**Problema breve 1**
Indica cuántas líneas de los registros contienen la cadena "thumb", teniendo en cuenta mayúsculas y minúsculas. Responde únicamente con el número.

**Página**
□ □ □ □ □ □ □

Base de las disciplinas académicas, el latín, adecuado a los certámenes y festejos tan al gusto de los directores y espirituales, rinden reiteradas cosechas de hexámetros, dísticos, sáficos; se pliega, con Sor Juana, a la métrica romance; hace cabriolas con fray Juan de Valencia. Se cita, por curiosidad, un Salterio regio de aquel D. Guillén de Lampart que se soñó emperador de los mexicanos. Se sabe que el Pbro. Trejo puso a Virgilio en verso español. Éste o aquél hacían centones de poetas latinos.

La literatura hispánica de los grandes siglos irrumpe triunfantemente por la colonia. Todas las liras encuentran eco, desde Boscán y Garcilaso, Dióscuros de Renacimiento, hasta Gracián, último codificador poético anterior al “buen gusto” Las influencias que aquí se sienten con las mismas que allá circulan: Fray Luis, San Juan de la Cruz, Herrera, Lope, los Leonardos, Valdivieso, Hojeda, Quevedo, Pantaleón de Ribera. Jacinto Polo y los demás dramaturgos que se dirá. Y si suele hablarse con insistencia de Góngora es porque el registro más agudo sobresale en el coro, y porque el maestro cordobés se aclimató singularmente entre nosotros, produciendo lo que desdeñosamente ha llamado cierto crítico una “barata culterana”. El retraso entre el innovador europeo y el imitador o “académico” americano, observa Lanning,[2] no es de un siglo, sino sólo de una generación; y sin duda en el orden literario, que admite las anticipaciones individuales con relativa facilidad, muchas veces pudo ser menor todavía. Como quiera, y sin considerar aquí la otras regiones de las Indias, la perduración del gongorismo fue notable en la Nueva España.

mostrar [La prosa]

 

El mayor volumen de la prosa corresponde, en el xvii, a la oratoria sagrada, a la hortación, a la reflexión mística, de que muchísimo se ha perdido. También a la crónica (general, local o de las órdenes religiosas) y a la ciencia. La lingüística indígena cubre nuevos campos. Así como los poetas andaban en el teatro, también solían ocupar el púlpito. Hay prosa literaria, cierto en la descripción de certámenes, en general, mero marco para la antología. La poesía es el nervio de la literatura en el XVII.

□ □ □ □ □ □ □

**Problema breve 2**
Reproduce palabra por palabra el pasaje del texto anterior sobre las letras de la Nueva España, desde "mostrar [La prosa]" hasta "en el XVII.".

(Listados anotados de elementos)
□ □ □ □ □ □ □

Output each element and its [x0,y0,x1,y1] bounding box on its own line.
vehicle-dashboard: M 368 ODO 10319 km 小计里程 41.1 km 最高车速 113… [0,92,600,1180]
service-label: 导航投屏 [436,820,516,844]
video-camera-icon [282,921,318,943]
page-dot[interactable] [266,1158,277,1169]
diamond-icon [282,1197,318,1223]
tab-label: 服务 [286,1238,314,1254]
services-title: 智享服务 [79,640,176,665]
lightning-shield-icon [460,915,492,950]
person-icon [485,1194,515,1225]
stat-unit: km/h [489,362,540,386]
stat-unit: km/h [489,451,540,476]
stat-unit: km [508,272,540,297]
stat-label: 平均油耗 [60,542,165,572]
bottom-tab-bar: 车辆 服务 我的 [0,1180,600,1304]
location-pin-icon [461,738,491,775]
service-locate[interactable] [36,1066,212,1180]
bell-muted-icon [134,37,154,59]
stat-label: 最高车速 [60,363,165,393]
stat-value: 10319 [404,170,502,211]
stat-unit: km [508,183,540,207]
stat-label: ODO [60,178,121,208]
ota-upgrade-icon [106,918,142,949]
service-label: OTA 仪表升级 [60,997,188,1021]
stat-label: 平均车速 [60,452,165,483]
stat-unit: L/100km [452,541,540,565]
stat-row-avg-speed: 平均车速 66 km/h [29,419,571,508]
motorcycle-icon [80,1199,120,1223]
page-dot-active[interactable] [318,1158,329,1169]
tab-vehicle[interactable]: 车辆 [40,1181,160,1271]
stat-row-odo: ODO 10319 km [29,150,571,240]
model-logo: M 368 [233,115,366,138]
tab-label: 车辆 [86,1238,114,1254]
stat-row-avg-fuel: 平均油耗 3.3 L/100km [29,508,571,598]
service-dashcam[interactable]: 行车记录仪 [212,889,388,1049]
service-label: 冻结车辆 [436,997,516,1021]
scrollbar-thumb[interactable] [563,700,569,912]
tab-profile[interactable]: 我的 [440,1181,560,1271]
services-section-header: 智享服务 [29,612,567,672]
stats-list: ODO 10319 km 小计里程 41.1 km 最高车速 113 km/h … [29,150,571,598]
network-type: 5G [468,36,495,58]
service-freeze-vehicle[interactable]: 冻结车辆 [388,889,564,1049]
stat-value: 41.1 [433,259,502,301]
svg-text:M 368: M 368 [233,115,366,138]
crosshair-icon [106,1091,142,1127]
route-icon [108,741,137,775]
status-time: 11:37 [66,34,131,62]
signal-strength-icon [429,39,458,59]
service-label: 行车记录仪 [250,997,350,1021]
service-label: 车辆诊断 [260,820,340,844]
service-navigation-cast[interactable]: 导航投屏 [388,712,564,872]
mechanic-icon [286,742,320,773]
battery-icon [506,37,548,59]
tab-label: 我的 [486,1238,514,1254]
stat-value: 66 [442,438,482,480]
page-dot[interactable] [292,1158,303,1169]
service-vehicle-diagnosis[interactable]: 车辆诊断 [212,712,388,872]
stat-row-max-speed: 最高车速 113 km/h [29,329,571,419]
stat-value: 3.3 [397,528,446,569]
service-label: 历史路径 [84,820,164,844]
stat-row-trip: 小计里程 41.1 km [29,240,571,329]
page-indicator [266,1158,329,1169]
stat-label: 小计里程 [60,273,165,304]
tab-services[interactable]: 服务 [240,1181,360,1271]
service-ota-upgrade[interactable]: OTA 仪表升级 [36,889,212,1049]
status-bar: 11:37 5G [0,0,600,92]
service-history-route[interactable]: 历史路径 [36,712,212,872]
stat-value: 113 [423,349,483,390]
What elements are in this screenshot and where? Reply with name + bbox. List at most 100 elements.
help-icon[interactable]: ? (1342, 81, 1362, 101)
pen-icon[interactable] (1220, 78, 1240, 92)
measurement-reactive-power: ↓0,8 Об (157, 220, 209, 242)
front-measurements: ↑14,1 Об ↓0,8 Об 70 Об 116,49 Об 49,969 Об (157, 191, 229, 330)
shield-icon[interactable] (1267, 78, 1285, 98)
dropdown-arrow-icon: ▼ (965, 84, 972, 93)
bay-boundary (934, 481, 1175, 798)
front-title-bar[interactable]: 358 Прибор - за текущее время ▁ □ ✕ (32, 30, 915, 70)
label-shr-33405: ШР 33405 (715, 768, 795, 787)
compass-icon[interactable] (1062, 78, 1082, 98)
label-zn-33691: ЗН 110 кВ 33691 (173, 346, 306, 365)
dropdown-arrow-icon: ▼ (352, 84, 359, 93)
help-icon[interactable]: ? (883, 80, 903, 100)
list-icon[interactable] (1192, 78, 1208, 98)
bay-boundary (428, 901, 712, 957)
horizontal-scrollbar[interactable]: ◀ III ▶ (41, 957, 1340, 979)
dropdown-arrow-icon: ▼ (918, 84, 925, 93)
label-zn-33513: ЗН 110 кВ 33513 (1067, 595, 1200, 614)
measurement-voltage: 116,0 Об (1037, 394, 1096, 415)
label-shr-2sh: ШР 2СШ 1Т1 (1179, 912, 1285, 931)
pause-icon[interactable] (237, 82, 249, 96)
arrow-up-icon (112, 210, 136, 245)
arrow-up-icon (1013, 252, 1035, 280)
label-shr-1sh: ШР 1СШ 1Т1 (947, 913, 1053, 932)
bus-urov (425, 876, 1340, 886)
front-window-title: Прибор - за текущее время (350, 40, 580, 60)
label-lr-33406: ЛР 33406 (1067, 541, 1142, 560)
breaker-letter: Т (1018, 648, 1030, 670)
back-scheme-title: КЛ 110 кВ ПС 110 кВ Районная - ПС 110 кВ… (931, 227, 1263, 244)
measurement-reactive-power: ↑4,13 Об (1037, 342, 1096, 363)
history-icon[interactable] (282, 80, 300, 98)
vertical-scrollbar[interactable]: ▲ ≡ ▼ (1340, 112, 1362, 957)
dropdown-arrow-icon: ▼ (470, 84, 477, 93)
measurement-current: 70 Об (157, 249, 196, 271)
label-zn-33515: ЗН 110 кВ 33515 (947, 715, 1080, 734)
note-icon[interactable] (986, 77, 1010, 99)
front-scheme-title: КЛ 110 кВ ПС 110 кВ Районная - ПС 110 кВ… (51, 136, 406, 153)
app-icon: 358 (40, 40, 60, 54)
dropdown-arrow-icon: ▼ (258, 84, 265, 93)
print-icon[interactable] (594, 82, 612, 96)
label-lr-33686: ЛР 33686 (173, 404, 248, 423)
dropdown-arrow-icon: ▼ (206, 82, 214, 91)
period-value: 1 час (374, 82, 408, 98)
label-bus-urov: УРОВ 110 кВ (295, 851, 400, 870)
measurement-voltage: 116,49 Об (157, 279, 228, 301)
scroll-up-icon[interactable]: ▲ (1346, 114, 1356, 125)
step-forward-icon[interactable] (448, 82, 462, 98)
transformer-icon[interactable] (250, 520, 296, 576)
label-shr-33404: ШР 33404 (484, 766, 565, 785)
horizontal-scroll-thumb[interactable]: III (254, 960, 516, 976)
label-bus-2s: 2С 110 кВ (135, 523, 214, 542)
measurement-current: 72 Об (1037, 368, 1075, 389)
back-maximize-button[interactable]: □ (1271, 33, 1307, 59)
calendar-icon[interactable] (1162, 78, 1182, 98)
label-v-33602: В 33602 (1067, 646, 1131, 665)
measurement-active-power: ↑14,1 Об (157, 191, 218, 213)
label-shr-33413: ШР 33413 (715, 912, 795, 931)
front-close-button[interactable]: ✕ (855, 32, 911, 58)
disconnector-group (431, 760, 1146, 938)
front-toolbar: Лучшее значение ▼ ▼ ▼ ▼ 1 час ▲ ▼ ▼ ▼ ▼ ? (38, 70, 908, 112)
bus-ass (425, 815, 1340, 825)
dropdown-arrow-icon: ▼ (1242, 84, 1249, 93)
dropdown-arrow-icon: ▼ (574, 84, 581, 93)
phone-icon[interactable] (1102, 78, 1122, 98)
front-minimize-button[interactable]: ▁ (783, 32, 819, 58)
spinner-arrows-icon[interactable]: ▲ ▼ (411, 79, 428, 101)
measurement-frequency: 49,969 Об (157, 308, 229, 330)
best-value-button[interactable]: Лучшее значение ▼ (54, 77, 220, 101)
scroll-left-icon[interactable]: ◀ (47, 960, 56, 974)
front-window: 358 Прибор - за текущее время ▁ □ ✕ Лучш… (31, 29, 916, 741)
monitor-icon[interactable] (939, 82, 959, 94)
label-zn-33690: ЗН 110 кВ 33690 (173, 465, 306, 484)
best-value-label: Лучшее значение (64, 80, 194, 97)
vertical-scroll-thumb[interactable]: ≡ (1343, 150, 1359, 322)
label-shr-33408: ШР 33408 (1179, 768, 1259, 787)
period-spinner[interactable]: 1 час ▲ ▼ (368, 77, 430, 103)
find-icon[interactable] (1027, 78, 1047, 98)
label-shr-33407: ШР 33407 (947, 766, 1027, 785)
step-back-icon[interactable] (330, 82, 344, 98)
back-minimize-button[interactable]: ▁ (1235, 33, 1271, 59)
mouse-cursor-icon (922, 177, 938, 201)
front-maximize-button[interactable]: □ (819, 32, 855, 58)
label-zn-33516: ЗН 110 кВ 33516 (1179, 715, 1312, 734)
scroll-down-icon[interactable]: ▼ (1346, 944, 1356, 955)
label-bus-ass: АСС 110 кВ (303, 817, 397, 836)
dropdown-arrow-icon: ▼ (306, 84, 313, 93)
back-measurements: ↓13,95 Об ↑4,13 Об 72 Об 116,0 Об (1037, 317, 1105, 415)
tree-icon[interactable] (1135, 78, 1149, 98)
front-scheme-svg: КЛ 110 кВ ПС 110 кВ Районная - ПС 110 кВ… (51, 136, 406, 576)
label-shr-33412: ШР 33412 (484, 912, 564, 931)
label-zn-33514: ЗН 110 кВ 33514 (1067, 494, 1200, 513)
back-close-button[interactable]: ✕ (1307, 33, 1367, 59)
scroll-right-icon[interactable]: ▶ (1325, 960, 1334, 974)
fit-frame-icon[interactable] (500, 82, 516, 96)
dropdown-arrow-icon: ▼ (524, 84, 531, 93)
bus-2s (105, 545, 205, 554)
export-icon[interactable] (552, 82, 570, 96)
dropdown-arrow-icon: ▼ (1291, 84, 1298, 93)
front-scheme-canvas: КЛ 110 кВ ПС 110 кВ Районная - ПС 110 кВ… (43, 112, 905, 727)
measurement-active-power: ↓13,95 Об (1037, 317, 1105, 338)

□ □ □ □ □ □ □

**Resultado correcto 1**
3

**Resultado correcto 2**
mostrar [La prosa]

 

El mayor volumen de la prosa corresponde, en el xvii, a la oratoria sagrada, a la hortación, a la reflexión mística, de que muchísimo se ha perdido. También a la crónica (general, local o de las órdenes religiosas) y a la ciencia. La lingüística indígena cubre nuevos campos. Así como los poetas andaban en el teatro, también solían ocupar el púlpito. Hay prosa literaria, cierto en la descripción de certámenes, en general, mero marco para la antología. La poesía es el nervio de la literatura en el XVII.